### What the task requires
Reproduce verbatim every line from the one that includes "What data was" to the closing line of the entries; omit everything before it.

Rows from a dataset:
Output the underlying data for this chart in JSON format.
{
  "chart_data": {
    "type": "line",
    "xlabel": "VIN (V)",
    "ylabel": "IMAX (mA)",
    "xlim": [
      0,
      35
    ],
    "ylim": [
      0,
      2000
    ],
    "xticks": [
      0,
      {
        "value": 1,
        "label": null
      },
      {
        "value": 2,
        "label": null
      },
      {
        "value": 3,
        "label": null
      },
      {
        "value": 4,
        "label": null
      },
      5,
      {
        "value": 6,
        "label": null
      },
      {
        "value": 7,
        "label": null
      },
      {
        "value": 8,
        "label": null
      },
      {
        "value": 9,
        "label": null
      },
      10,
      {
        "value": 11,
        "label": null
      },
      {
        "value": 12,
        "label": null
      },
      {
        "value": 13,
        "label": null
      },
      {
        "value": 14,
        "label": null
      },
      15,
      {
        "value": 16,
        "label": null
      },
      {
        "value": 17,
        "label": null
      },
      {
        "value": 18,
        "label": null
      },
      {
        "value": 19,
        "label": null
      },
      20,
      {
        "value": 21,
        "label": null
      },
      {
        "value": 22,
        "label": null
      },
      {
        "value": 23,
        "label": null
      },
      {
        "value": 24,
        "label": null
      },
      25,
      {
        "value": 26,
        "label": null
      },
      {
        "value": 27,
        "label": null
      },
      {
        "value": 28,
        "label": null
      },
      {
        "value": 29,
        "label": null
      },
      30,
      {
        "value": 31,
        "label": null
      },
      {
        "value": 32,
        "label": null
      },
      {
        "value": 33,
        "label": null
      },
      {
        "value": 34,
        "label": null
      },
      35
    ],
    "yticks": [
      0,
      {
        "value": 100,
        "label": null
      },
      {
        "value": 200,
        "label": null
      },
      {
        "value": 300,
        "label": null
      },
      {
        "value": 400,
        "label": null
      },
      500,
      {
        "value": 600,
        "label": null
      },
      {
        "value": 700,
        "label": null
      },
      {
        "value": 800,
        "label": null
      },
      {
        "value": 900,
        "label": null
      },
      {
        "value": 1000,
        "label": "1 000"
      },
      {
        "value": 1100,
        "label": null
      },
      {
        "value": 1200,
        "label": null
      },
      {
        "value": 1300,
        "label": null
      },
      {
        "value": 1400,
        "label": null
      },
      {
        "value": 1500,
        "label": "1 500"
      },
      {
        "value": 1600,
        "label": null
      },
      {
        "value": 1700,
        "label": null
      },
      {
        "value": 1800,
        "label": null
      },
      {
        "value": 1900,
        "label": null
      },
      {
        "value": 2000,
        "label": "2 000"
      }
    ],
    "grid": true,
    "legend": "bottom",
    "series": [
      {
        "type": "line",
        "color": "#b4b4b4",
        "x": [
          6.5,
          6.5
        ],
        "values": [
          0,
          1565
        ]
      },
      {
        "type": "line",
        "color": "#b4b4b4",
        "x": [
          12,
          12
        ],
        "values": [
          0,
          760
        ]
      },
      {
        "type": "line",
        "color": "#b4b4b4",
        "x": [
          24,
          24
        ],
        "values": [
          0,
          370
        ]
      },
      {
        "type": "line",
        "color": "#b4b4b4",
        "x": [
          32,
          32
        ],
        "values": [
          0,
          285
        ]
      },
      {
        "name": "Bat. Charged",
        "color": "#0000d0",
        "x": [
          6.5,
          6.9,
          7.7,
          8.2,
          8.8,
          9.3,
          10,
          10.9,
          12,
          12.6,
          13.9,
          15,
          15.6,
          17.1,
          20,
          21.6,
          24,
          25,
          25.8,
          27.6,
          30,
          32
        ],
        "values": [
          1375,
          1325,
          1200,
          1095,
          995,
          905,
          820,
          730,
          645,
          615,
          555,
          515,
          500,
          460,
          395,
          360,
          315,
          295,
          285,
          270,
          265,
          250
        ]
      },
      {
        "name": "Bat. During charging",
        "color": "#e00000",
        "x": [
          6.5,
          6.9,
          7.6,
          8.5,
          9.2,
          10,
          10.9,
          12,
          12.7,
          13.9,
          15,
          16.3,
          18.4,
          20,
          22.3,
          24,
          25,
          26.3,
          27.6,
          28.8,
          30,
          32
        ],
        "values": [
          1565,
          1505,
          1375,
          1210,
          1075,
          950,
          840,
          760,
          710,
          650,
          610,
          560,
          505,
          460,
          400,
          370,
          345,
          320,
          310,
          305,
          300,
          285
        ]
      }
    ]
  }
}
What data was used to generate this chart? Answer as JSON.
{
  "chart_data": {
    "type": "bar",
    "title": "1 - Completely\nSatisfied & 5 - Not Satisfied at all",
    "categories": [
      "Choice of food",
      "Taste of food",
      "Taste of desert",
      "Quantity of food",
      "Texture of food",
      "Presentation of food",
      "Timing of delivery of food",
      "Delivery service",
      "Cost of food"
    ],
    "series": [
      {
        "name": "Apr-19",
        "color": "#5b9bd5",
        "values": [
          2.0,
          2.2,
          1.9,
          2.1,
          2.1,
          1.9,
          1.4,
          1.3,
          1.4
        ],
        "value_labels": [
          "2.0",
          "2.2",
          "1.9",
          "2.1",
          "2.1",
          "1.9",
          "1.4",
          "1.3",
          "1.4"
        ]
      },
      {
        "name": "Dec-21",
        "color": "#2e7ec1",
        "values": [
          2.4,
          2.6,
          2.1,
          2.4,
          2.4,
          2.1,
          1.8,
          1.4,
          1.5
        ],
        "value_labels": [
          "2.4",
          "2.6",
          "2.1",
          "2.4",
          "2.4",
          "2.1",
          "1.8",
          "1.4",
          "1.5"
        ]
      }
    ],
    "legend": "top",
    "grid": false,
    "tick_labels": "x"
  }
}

### Output for this task
What data was used to generate this chart? Answer as JSON.
{
  "chart_data": {
    "type": "bar",
    "title": "1 - Completely\nSatisfied & 5 - Not Satisfied at all",
    "categories": [
      "Choice of food",
      "Taste of food",
      "Taste of desert",
      "Quantity of food",
      "Texture of food",
      "Presentation of food",
      "Timing of delivery of food",
      "Delivery service",
      "Cost of food"
    ],
    "series": [
      {
        "name": "Apr-19",
        "color": "#5b9bd5",
        "values": [
          2.0,
          2.2,
          1.9,
          2.1,
          2.1,
          1.9,
          1.4,
          1.3,
          1.4
        ],
        "value_labels": [
          "2.0",
          "2.2",
          "1.9",
          "2.1",
          "2.1",
          "1.9",
          "1.4",
          "1.3",
          "1.4"
        ]
      },
      {
        "name": "Dec-21",
        "color": "#2e7ec1",
        "values": [
          2.4,
          2.6,
          2.1,
          2.4,
          2.4,
          2.1,
          1.8,
          1.4,
          1.5
        ],
        "value_labels": [
          "2.4",
          "2.6",
          "2.1",
          "2.4",
          "2.4",
          "2.1",
          "1.8",
          "1.4",
          "1.5"
        ]
      }
    ],
    "legend": "top",
    "grid": false,
    "tick_labels": "x"
  }
}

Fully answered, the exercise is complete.